● GIVEN REQUEST
Reproduce all records exactly.

● DATA LINES

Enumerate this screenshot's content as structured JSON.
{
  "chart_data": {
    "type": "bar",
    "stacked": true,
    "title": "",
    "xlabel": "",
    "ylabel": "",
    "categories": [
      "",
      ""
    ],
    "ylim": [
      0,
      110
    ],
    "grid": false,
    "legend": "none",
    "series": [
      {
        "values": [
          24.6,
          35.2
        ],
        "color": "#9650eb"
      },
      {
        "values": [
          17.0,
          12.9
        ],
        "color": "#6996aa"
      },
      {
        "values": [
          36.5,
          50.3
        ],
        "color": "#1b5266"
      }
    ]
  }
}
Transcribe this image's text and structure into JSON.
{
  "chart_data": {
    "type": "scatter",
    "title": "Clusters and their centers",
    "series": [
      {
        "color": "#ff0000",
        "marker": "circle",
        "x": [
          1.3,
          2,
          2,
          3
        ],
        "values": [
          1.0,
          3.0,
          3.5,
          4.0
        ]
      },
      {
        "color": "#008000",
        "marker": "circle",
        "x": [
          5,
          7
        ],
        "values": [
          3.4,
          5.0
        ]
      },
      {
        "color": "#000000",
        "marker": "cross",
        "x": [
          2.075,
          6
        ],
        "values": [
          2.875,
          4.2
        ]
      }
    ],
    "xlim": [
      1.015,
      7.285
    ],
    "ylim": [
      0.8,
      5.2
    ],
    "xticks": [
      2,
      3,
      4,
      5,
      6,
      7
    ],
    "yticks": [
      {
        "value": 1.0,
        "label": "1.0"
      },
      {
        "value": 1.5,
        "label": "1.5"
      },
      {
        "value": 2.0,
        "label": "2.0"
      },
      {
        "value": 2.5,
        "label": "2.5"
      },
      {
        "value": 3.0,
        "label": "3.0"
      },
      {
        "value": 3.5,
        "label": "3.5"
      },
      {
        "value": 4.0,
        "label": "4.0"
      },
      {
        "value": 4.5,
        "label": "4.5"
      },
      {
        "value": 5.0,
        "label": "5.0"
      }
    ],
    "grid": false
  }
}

● SOLUTION FOR THIS TASK
Enumerate this screenshot's content as structured JSON.
{
  "chart_data": {
    "type": "bar",
    "stacked": true,
    "title": "",
    "xlabel": "",
    "ylabel": "",
    "categories": [
      "",
      ""
    ],
    "ylim": [
      0,
      110
    ],
    "grid": false,
    "legend": "none",
    "series": [
      {
        "values": [
          24.6,
          35.2
        ],
        "color": "#9650eb"
      },
      {
        "values": [
          17.0,
          12.9
        ],
        "color": "#6996aa"
      },
      {
        "values": [
          36.5,
          50.3
        ],
        "color": "#1b5266"
      }
    ]
  }
}
Transcribe this image's text and structure into JSON.
{
  "chart_data": {
    "type": "scatter",
    "title": "Clusters and their centers",
    "series": [
      {
        "color": "#ff0000",
        "marker": "circle",
        "x": [
          1.3,
          2,
          2,
          3
        ],
        "values": [
          1.0,
          3.0,
          3.5,
          4.0
        ]
      },
      {
        "color": "#008000",
        "marker": "circle",
        "x": [
          5,
          7
        ],
        "values": [
          3.4,
          5.0
        ]
      },
      {
        "color": "#000000",
        "marker": "cross",
        "x": [
          2.075,
          6
        ],
        "values": [
          2.875,
          4.2
        ]
      }
    ],
    "xlim": [
      1.015,
      7.285
    ],
    "ylim": [
      0.8,
      5.2
    ],
    "xticks": [
      2,
      3,
      4,
      5,
      6,
      7
    ],
    "yticks": [
      {
        "value": 1.0,
        "label": "1.0"
      },
      {
        "value": 1.5,
        "label": "1.5"
      },
      {
        "value": 2.0,
        "label": "2.0"
      },
      {
        "value": 2.5,
        "label": "2.5"
      },
      {
        "value": 3.0,
        "label": "3.0"
      },
      {
        "value": 3.5,
        "label": "3.5"
      },
      {
        "value": 4.0,
        "label": "4.0"
      },
      {
        "value": 4.5,
        "label": "4.5"
      },
      {
        "value": 5.0,
        "label": "5.0"
      }
    ],
    "grid": false
  }
}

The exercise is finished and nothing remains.